TASK OBJECTIVE => Return all of the data exactly as written, without the pictures.

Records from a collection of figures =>
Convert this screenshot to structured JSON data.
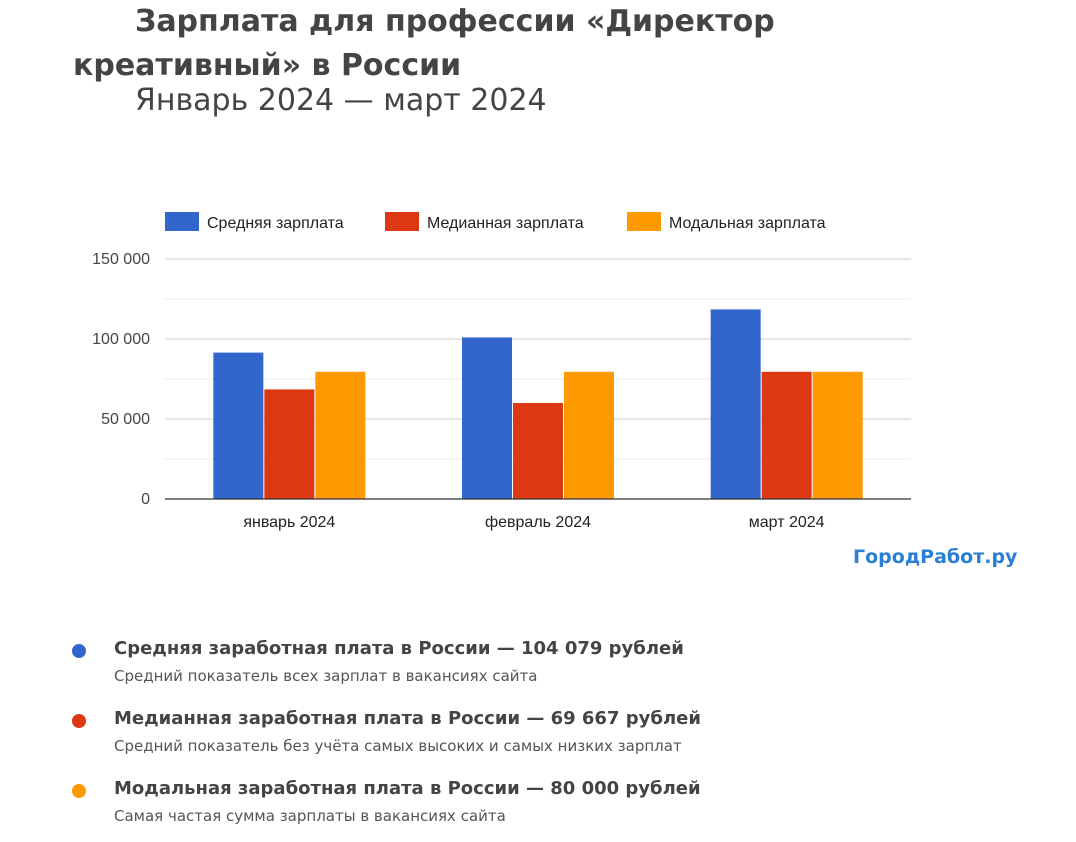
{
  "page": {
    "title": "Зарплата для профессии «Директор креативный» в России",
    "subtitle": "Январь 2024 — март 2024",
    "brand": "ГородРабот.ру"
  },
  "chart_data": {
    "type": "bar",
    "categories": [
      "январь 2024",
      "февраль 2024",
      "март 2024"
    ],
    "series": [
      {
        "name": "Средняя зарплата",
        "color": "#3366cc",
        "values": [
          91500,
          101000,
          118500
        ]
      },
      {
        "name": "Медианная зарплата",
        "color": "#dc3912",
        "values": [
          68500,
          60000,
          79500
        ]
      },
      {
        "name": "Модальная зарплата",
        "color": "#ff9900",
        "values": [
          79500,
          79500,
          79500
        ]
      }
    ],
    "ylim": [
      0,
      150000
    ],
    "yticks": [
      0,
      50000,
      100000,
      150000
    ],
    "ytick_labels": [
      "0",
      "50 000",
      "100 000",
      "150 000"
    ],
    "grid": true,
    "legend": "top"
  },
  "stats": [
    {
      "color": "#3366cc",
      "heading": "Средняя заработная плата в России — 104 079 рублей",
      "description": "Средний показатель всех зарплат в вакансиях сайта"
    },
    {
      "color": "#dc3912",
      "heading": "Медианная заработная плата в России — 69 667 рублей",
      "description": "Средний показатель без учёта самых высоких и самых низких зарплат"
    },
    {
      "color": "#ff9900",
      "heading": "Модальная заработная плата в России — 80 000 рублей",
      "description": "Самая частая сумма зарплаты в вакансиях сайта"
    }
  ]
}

FULL OUTPUT =>
Convert this screenshot to structured JSON data.
{
  "page": {
    "title": "Зарплата для профессии «Директор креативный» в России",
    "subtitle": "Январь 2024 — март 2024",
    "brand": "ГородРабот.ру"
  },
  "chart_data": {
    "type": "bar",
    "categories": [
      "январь 2024",
      "февраль 2024",
      "март 2024"
    ],
    "series": [
      {
        "name": "Средняя зарплата",
        "color": "#3366cc",
        "values": [
          91500,
          101000,
          118500
        ]
      },
      {
        "name": "Медианная зарплата",
        "color": "#dc3912",
        "values": [
          68500,
          60000,
          79500
        ]
      },
      {
        "name": "Модальная зарплата",
        "color": "#ff9900",
        "values": [
          79500,
          79500,
          79500
        ]
      }
    ],
    "ylim": [
      0,
      150000
    ],
    "yticks": [
      0,
      50000,
      100000,
      150000
    ],
    "ytick_labels": [
      "0",
      "50 000",
      "100 000",
      "150 000"
    ],
    "grid": true,
    "legend": "top"
  },
  "stats": [
    {
      "color": "#3366cc",
      "heading": "Средняя заработная плата в России — 104 079 рублей",
      "description": "Средний показатель всех зарплат в вакансиях сайта"
    },
    {
      "color": "#dc3912",
      "heading": "Медианная заработная плата в России — 69 667 рублей",
      "description": "Средний показатель без учёта самых высоких и самых низких зарплат"
    },
    {
      "color": "#ff9900",
      "heading": "Модальная заработная плата в России — 80 000 рублей",
      "description": "Самая частая сумма зарплаты в вакансиях сайта"
    }
  ]
}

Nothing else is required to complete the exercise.